Exercise requirements: Check each line of the entries below for the string "data"; copy every line where it appears.

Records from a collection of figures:
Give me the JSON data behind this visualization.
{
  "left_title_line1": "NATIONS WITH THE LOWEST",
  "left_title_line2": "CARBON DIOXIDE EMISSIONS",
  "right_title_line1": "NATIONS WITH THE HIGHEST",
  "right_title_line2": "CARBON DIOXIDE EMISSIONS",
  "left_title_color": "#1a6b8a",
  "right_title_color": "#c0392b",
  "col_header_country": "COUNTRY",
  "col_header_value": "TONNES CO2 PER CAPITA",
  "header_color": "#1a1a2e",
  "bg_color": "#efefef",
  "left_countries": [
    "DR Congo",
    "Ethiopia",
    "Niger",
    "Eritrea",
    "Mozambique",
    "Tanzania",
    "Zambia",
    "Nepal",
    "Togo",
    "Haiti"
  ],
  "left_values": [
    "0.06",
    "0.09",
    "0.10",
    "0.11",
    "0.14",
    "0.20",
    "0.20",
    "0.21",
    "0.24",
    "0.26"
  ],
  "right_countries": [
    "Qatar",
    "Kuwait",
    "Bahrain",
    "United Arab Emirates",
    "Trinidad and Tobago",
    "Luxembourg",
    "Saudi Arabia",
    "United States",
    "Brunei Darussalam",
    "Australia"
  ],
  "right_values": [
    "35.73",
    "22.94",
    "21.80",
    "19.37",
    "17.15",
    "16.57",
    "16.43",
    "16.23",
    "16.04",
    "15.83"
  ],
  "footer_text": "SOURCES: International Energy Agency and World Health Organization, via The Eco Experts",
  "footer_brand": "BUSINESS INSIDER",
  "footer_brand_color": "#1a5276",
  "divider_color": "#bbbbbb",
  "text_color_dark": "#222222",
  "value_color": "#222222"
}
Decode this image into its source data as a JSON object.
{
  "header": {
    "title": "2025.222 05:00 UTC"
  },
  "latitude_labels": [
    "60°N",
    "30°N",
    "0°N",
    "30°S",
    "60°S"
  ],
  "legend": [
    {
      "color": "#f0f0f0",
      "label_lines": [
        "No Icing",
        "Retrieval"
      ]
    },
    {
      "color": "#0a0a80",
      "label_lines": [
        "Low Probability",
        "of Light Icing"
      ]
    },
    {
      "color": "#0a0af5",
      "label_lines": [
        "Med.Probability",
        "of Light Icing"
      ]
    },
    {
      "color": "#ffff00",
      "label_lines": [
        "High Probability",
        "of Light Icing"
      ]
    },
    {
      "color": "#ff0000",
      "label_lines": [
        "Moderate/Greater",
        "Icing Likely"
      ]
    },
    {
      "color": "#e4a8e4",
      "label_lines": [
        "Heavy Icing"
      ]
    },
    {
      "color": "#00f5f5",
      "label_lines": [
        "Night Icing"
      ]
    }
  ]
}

Solution for this task:
Give me the JSON data behind this visualization.
Decode this image into its source data as a JSON object.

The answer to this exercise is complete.